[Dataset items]
--- START ---
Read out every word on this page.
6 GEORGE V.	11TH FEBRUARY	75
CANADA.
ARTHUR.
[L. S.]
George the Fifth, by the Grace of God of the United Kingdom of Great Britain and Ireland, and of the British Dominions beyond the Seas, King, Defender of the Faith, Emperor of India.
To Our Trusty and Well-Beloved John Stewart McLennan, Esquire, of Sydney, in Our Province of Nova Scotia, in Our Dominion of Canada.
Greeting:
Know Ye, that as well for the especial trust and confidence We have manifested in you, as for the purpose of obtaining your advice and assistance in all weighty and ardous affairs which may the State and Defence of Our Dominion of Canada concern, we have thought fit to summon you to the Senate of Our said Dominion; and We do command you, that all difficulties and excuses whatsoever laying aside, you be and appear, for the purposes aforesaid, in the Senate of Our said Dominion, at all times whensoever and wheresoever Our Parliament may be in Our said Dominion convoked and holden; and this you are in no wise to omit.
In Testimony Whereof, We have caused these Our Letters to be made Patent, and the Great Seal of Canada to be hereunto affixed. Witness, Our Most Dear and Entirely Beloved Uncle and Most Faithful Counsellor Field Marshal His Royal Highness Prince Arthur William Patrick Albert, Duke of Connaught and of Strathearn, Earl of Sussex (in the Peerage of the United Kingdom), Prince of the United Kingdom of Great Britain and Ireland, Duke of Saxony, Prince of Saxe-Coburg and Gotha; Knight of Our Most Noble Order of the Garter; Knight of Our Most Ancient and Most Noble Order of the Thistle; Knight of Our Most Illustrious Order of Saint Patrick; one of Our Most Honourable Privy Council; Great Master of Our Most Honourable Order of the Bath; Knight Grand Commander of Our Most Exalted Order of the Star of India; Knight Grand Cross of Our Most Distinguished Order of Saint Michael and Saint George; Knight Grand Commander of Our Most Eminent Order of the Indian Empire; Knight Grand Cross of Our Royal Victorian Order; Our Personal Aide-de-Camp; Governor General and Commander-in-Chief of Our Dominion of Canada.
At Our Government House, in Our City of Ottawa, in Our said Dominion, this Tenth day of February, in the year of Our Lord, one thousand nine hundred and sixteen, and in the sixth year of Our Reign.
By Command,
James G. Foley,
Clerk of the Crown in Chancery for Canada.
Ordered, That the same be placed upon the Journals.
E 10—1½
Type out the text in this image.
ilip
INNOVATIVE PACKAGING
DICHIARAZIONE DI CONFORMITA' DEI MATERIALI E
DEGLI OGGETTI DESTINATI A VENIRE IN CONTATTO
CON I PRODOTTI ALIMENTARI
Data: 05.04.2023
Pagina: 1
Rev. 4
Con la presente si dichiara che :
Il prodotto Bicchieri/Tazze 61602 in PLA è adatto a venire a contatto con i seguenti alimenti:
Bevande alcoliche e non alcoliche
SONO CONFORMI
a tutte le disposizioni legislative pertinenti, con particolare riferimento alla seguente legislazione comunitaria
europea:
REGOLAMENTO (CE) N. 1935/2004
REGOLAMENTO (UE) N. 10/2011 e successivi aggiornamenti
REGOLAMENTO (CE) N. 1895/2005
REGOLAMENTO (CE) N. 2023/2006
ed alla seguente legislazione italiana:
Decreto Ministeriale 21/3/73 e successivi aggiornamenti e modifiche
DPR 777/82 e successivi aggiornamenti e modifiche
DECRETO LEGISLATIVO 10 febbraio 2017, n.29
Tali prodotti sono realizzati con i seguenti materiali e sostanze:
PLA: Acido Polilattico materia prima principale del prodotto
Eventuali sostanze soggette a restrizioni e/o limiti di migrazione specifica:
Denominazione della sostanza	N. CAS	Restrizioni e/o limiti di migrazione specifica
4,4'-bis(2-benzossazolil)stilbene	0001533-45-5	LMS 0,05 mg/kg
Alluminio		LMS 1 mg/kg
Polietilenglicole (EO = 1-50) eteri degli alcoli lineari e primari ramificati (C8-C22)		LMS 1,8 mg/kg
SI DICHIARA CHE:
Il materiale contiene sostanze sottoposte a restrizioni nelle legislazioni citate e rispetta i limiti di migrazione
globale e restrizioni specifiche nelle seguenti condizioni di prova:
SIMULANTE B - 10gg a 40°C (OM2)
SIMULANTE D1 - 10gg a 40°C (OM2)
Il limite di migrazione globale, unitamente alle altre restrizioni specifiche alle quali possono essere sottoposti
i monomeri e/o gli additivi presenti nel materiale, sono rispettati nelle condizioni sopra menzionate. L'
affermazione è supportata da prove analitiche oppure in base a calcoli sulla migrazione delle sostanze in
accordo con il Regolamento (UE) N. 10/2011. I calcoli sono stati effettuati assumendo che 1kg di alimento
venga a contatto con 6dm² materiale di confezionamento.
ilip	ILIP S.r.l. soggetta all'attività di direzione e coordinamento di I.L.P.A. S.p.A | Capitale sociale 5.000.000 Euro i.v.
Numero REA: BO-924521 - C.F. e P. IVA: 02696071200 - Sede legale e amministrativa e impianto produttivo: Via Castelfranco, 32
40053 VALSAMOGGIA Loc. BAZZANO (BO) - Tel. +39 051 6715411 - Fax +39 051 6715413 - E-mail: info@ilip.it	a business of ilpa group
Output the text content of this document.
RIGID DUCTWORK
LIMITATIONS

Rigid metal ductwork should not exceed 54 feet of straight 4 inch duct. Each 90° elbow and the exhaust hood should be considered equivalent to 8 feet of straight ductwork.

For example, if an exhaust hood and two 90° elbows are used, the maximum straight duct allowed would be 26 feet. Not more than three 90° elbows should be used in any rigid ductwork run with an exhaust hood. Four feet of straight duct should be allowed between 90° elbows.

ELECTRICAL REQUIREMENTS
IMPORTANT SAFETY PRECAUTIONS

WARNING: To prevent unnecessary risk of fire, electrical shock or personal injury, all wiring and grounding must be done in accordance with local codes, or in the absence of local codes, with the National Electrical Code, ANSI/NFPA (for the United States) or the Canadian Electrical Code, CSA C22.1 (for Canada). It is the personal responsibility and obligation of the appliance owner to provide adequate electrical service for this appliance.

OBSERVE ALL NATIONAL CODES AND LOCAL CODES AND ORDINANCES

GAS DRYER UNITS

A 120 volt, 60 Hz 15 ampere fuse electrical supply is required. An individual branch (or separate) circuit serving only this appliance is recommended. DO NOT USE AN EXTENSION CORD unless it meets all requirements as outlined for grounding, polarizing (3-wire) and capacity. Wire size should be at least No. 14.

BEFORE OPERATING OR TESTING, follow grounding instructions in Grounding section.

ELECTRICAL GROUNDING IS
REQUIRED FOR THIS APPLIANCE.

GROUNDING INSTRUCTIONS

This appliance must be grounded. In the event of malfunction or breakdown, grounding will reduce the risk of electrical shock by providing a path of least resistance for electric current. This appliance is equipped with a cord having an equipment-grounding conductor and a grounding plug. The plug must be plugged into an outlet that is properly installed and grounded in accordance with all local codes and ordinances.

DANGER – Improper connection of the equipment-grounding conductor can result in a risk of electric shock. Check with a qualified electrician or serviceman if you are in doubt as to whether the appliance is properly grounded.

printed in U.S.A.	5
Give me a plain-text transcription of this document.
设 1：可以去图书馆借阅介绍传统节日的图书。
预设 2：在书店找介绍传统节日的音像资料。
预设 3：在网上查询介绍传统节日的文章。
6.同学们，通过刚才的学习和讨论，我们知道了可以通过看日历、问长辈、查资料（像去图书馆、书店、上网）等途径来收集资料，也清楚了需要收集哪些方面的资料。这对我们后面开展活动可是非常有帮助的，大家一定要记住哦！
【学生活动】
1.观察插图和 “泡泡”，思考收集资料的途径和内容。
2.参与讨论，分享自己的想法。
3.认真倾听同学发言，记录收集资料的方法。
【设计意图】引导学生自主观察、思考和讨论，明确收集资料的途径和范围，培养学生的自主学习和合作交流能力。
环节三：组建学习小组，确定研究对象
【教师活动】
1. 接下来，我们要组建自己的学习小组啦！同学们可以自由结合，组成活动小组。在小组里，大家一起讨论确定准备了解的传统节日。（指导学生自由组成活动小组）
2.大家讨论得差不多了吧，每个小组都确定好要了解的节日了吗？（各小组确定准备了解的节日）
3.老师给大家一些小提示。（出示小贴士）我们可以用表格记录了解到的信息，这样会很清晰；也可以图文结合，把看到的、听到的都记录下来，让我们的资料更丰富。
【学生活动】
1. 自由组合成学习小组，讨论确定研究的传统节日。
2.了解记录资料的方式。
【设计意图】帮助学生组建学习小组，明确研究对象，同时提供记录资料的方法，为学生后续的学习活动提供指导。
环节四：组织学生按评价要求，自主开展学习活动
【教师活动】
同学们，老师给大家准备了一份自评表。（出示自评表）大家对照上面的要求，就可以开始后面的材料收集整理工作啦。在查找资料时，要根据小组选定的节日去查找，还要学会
--- END ---
Problem to work on: Among the records above, find each line holding the string "hood" and pull it out.

Written answer:
Rigid metal ductwork should not exceed 54 feet of straight 4 inch duct. Each 90° elbow and the exhaust hood should be considered equivalent to 8 feet of straight ductwork.
For example, if an exhaust hood and two 90° elbows are used, the maximum straight duct allowed would be 26 feet. Not more than three 90° elbows should be used in any rigid ductwork run with an exhaust hood. Four feet of straight duct should be allowed between 90° elbows.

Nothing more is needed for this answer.